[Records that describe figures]

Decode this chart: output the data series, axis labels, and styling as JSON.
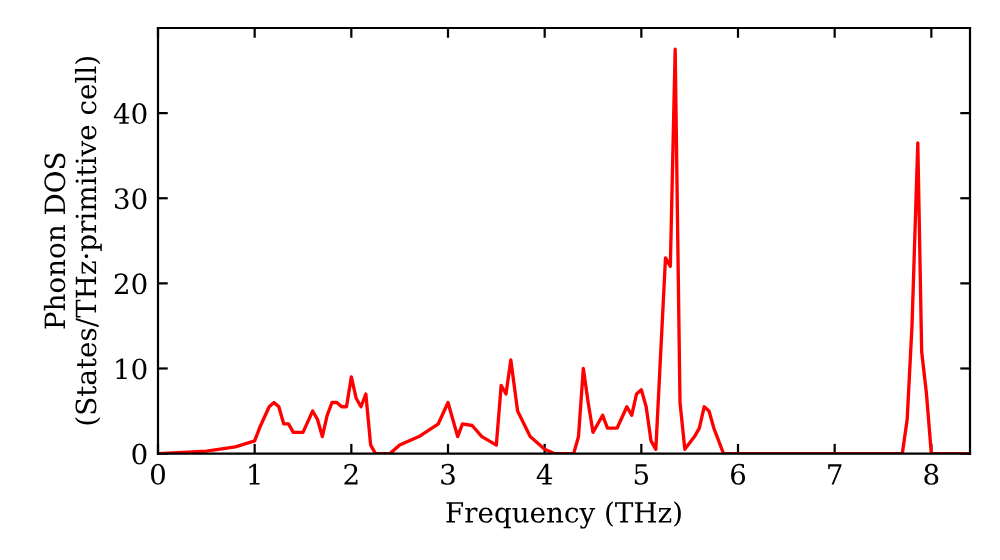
{
  "chart_data": {
    "type": "line",
    "xlabel": "Frequency (THz)",
    "ylabel": "Phonon DOS\n(States/THz·primitive cell)",
    "xlim": [
      0,
      8.4
    ],
    "ylim": [
      0,
      50
    ],
    "xticks": [
      0,
      1,
      2,
      3,
      4,
      5,
      6,
      7,
      8
    ],
    "yticks": [
      0,
      10,
      20,
      30,
      40
    ],
    "marker": "none",
    "line_style": "solid",
    "series": [
      {
        "color": "#ff0000",
        "x": [
          0,
          0.5,
          0.8,
          1.0,
          1.05,
          1.15,
          1.2,
          1.25,
          1.3,
          1.35,
          1.4,
          1.5,
          1.6,
          1.65,
          1.7,
          1.75,
          1.8,
          1.85,
          1.9,
          1.95,
          2.0,
          2.05,
          2.1,
          2.15,
          2.2,
          2.25,
          2.4,
          2.5,
          2.7,
          2.9,
          3.0,
          3.05,
          3.1,
          3.15,
          3.25,
          3.35,
          3.5,
          3.55,
          3.6,
          3.65,
          3.72,
          3.85,
          4.0,
          4.1,
          4.3,
          4.35,
          4.4,
          4.45,
          4.5,
          4.6,
          4.65,
          4.75,
          4.85,
          4.9,
          4.95,
          5.0,
          5.05,
          5.1,
          5.15,
          5.25,
          5.3,
          5.35,
          5.4,
          5.45,
          5.55,
          5.6,
          5.65,
          5.7,
          5.75,
          5.85,
          6.0,
          7.7,
          7.75,
          7.8,
          7.86,
          7.9,
          7.95,
          8.0,
          8.4
        ],
        "values": [
          0,
          0.3,
          0.8,
          1.5,
          3,
          5.5,
          6,
          5.5,
          3.5,
          3.5,
          2.5,
          2.5,
          5,
          4,
          2,
          4.5,
          6,
          6,
          5.5,
          5.5,
          9,
          6.5,
          5.5,
          7,
          1,
          0,
          0,
          1,
          2,
          3.5,
          6,
          4,
          2,
          3.5,
          3.3,
          2,
          1,
          8,
          7,
          11,
          5,
          2,
          0.5,
          0,
          0,
          2,
          10,
          6,
          2.5,
          4.5,
          3,
          3,
          5.5,
          4.5,
          7,
          7.5,
          5.5,
          1.5,
          0.5,
          23,
          22,
          47.5,
          6,
          0.5,
          2,
          3,
          5.5,
          5,
          3,
          0,
          0,
          0,
          4,
          15,
          36.5,
          12,
          7,
          0,
          0
        ]
      }
    ]
  }
}
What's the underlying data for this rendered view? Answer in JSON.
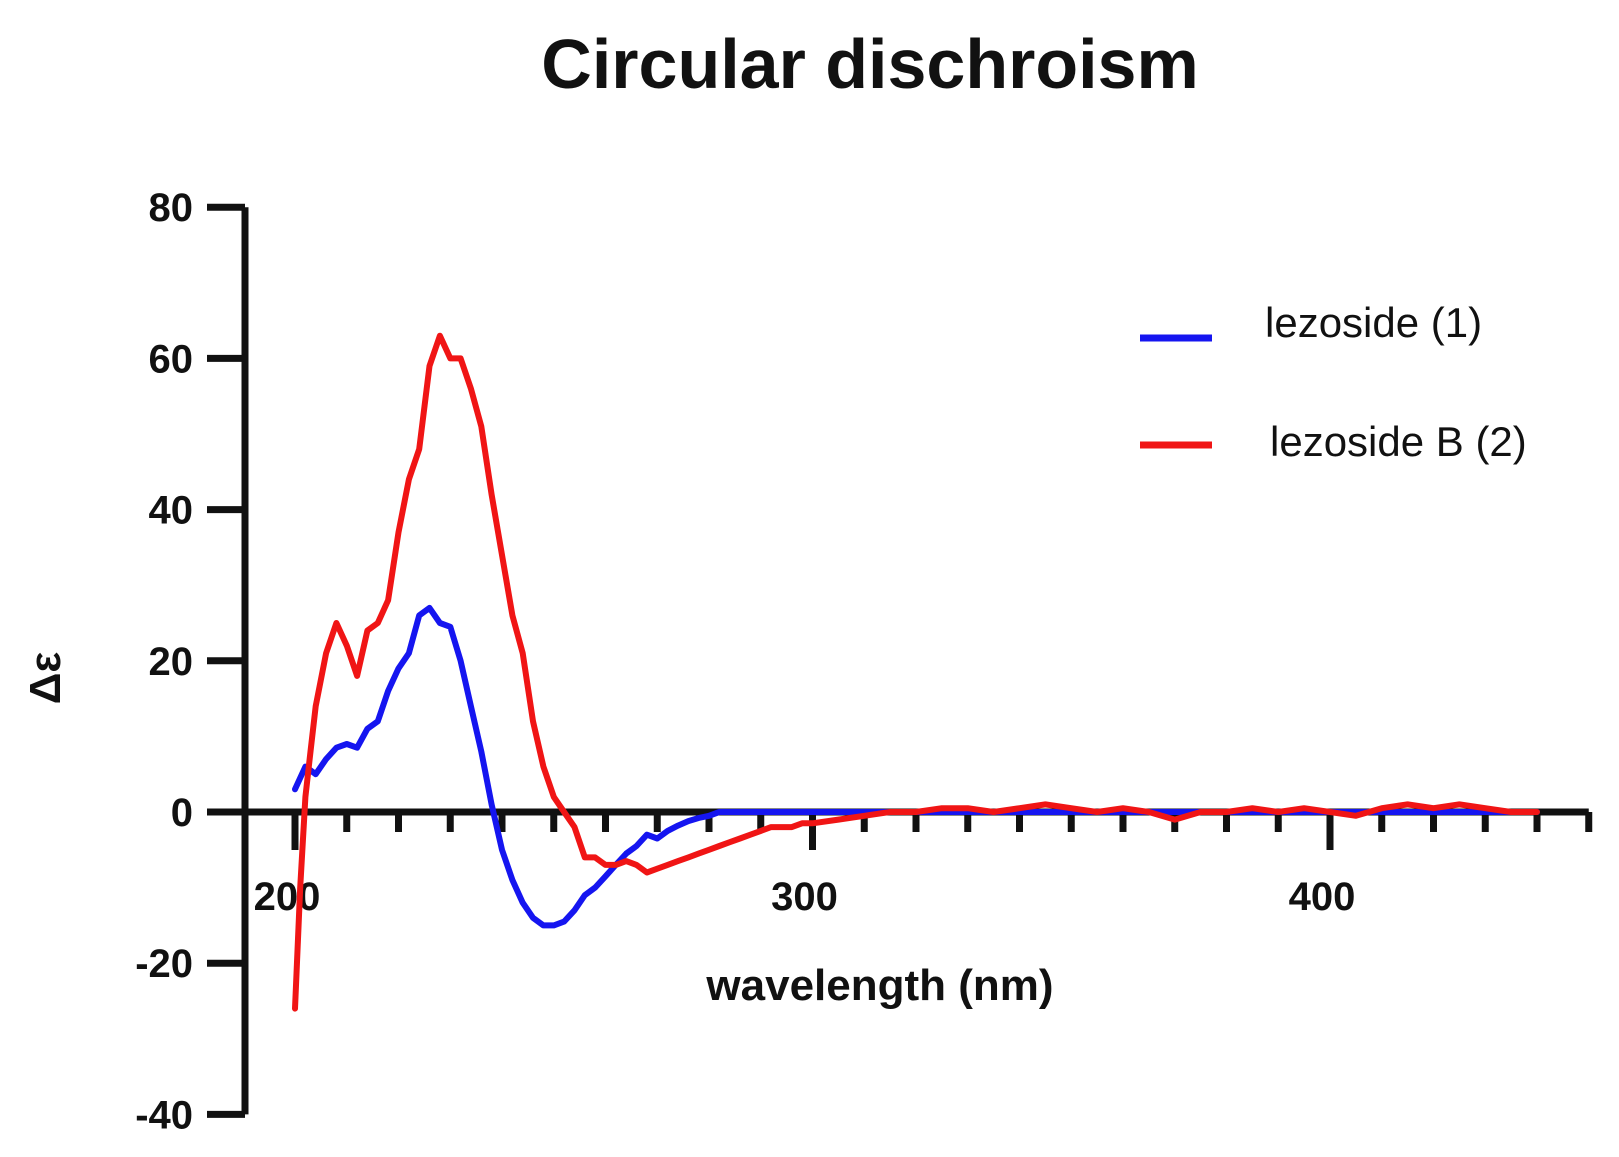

> [What to work on] Of the lines above, copy each that contains "series".

> [Answer in full]
Decode this chart: output the data series, axis labels, and styling as JSON.
    "series": [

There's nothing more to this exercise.